> **Aim**: Scan the material below for the string "στην", and copy every line where it shows up.

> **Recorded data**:
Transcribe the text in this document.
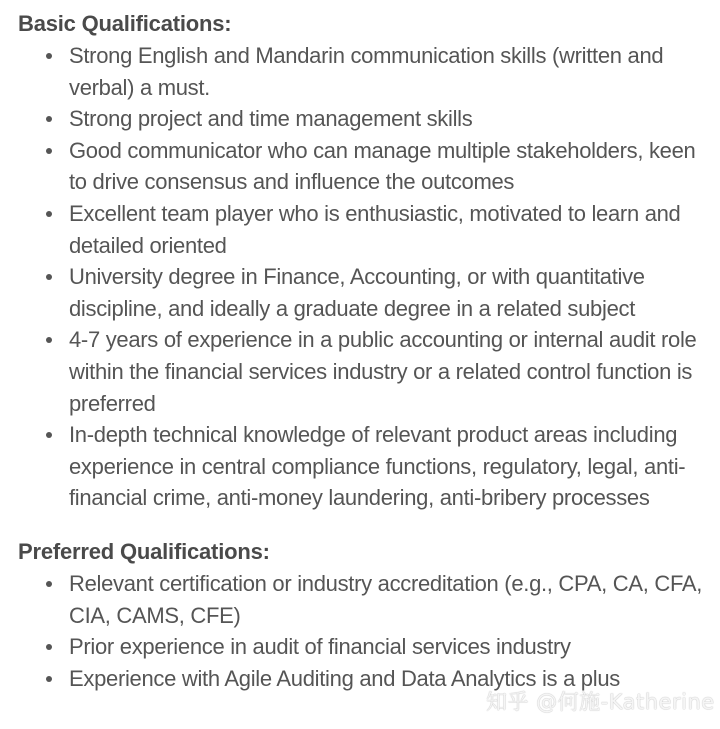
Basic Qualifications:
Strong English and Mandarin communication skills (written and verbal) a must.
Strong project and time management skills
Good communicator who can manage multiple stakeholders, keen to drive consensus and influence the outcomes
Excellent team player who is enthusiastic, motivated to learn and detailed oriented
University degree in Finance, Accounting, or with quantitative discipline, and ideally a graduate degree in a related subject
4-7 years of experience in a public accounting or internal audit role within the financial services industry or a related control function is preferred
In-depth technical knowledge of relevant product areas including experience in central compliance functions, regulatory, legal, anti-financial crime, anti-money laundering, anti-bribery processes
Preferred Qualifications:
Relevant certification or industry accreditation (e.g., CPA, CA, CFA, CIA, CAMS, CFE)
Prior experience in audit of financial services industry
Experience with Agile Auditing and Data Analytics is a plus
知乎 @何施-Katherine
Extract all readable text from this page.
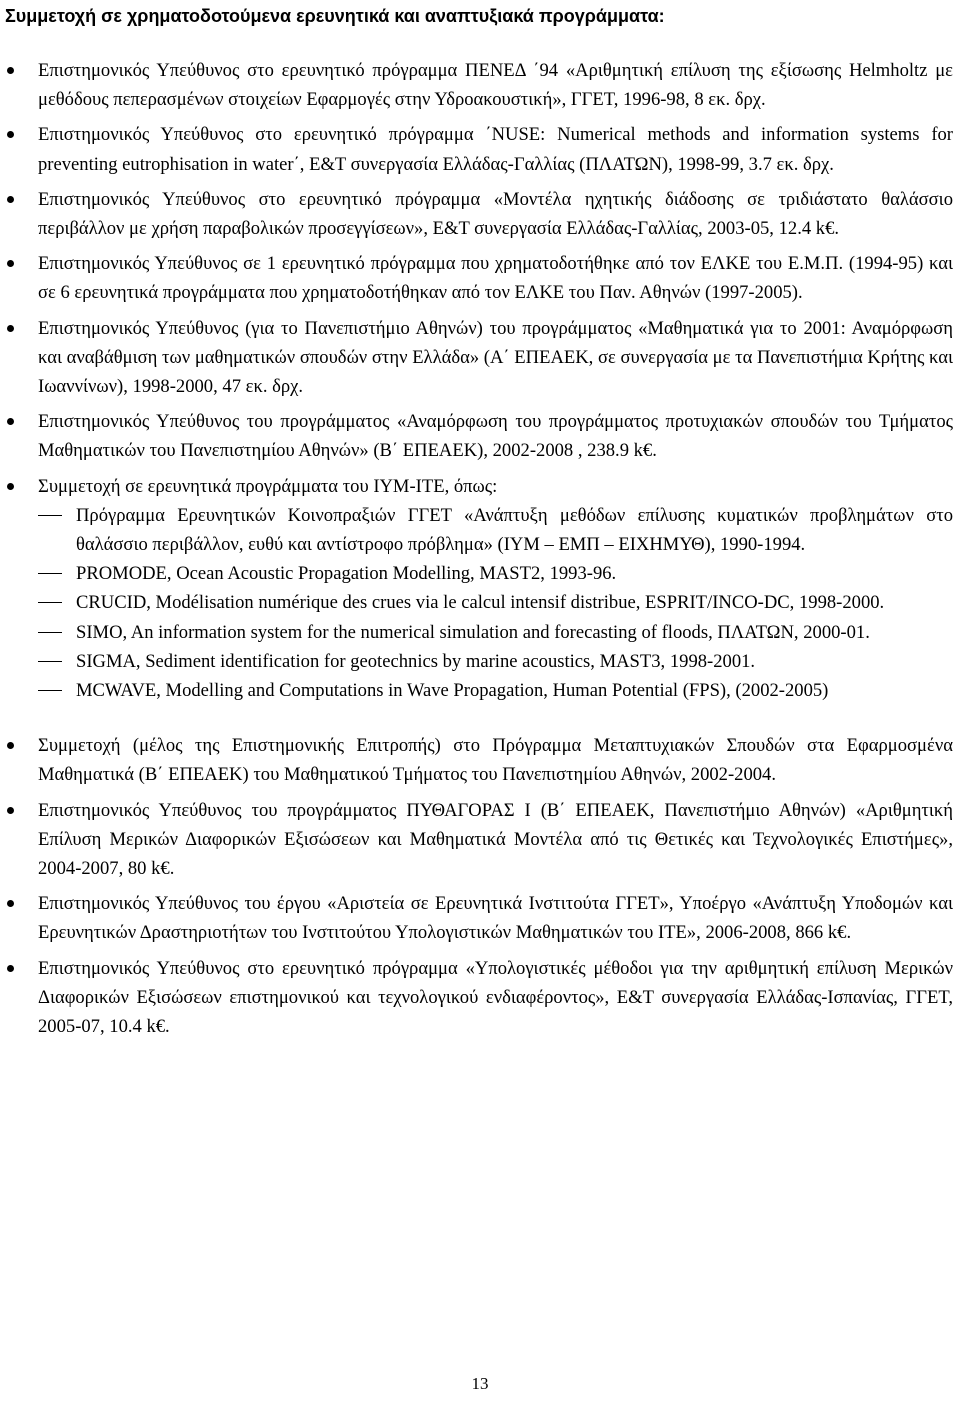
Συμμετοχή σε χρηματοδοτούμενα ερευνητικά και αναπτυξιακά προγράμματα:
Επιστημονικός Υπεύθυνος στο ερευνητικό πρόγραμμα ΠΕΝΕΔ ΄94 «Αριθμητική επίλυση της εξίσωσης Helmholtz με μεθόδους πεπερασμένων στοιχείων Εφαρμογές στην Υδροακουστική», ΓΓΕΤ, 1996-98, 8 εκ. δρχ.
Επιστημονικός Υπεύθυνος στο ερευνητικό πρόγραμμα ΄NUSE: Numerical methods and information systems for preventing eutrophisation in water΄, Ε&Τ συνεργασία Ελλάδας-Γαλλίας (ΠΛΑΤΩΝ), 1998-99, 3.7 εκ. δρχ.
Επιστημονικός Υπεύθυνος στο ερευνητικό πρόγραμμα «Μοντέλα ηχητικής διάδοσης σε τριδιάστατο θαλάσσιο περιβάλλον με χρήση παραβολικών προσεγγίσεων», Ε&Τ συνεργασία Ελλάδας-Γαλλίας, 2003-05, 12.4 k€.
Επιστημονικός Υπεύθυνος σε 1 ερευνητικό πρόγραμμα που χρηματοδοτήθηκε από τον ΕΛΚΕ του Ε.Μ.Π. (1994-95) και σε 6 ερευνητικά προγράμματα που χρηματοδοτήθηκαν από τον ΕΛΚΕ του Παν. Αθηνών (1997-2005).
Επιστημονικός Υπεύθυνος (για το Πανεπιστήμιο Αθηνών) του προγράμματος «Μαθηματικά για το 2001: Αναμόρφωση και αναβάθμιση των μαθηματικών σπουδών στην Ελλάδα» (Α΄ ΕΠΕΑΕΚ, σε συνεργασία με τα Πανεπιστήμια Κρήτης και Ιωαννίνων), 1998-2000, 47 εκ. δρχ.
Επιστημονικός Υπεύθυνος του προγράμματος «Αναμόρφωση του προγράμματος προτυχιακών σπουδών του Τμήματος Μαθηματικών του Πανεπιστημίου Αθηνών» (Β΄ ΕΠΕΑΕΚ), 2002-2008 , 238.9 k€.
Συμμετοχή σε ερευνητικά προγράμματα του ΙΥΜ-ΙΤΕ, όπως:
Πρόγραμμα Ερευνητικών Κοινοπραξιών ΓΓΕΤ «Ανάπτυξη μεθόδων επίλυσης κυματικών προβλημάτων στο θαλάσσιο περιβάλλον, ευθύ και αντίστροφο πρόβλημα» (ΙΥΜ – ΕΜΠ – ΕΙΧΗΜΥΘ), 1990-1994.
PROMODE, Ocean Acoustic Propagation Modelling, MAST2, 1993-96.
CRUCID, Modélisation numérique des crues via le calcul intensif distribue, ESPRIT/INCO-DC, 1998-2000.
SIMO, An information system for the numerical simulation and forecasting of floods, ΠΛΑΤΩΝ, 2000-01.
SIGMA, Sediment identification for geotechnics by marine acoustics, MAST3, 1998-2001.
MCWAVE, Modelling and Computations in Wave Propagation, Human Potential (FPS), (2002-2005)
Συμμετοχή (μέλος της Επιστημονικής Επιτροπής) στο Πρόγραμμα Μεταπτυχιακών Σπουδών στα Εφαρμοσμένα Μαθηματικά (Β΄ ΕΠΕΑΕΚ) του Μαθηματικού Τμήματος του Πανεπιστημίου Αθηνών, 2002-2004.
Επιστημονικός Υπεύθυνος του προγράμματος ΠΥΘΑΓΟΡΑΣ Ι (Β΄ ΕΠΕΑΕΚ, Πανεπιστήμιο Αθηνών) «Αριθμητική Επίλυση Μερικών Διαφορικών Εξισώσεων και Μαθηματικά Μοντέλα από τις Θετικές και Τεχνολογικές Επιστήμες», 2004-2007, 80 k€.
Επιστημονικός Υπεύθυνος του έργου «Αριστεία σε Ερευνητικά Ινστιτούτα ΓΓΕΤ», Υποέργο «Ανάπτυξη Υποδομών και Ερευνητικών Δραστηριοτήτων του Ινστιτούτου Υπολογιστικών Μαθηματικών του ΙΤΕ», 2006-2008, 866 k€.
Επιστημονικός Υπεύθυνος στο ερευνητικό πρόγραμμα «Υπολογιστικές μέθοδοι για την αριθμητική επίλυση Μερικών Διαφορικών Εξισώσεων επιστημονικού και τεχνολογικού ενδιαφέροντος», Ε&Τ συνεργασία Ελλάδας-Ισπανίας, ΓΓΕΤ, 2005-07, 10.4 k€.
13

> **Solution for this exercise**:
Επιστημονικός Υπεύθυνος στο ερευνητικό πρόγραμμα ΠΕΝΕΔ ΄94 «Αριθμητική επίλυση της εξίσωσης Helmholtz με μεθόδους πεπερασμένων στοιχείων Εφαρμογές στην Υδροακουστική», ΓΓΕΤ, 1996-98, 8 εκ. δρχ.
Επιστημονικός Υπεύθυνος (για το Πανεπιστήμιο Αθηνών) του προγράμματος «Μαθηματικά για το 2001: Αναμόρφωση και αναβάθμιση των μαθηματικών σπουδών στην Ελλάδα» (Α΄ ΕΠΕΑΕΚ, σε συνεργασία με τα Πανεπιστήμια Κρήτης και Ιωαννίνων), 1998-2000, 47 εκ. δρχ.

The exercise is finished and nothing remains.